Set exercise: Count the lines below that contain "JSON". Give only the number.

Excerpt from a dataset:
════

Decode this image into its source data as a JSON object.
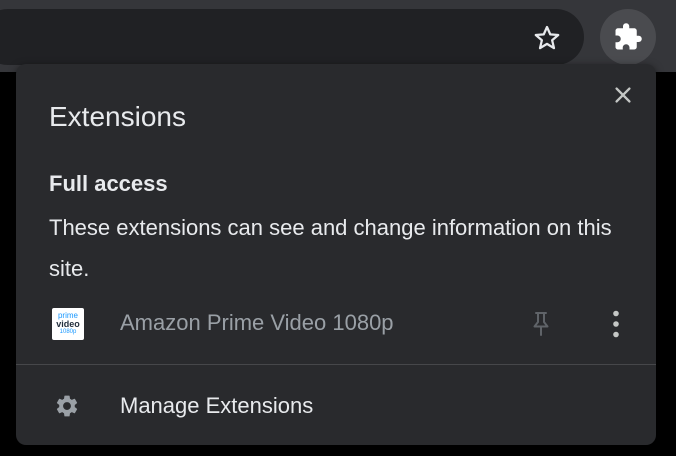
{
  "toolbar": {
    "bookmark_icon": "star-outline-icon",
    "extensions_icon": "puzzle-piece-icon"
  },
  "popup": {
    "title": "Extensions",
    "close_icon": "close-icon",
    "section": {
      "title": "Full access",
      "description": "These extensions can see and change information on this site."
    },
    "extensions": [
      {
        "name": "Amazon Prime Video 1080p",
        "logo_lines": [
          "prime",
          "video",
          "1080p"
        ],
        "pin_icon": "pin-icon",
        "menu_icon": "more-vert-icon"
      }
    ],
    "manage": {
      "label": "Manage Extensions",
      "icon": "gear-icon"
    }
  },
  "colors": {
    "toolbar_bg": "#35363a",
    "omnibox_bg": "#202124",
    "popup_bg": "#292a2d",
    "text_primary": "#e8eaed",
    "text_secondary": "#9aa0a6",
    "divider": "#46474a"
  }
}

════

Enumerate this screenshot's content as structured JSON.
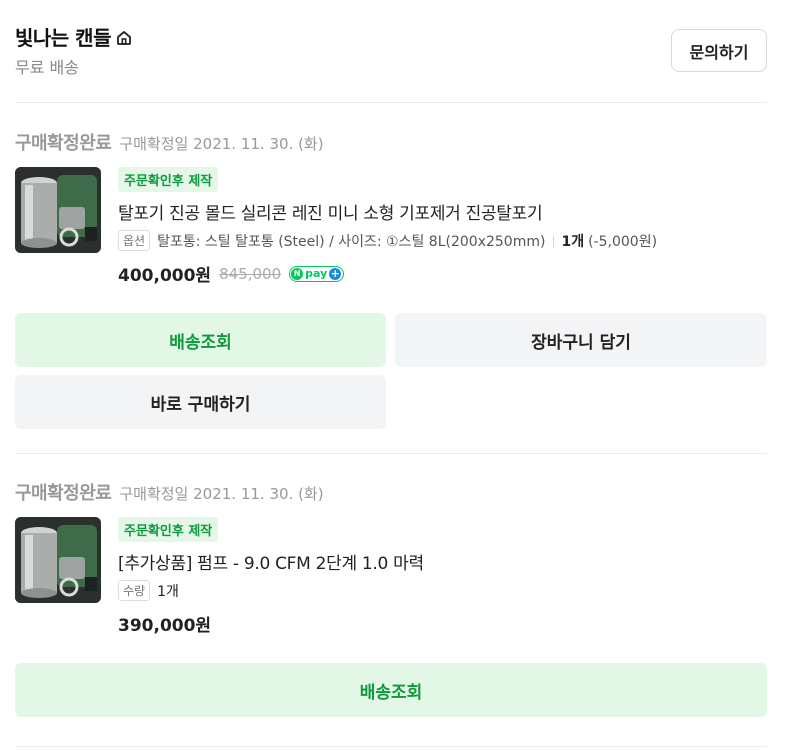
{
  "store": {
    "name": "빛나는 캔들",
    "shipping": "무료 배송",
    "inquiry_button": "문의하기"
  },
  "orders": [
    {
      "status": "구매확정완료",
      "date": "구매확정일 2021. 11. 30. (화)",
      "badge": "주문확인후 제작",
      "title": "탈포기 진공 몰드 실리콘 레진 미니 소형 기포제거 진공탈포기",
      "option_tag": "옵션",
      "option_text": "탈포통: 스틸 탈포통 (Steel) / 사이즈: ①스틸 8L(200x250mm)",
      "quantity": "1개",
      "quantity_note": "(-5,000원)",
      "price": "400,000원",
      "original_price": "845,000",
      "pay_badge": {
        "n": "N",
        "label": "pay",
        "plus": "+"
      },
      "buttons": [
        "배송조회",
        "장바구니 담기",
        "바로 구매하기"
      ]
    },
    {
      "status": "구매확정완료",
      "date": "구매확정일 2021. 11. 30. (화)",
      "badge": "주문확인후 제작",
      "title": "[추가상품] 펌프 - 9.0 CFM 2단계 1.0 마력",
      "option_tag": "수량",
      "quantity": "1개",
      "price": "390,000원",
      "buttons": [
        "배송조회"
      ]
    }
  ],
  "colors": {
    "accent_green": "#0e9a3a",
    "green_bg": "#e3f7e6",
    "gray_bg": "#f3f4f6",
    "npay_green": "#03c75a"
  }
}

════

Response to this task: 2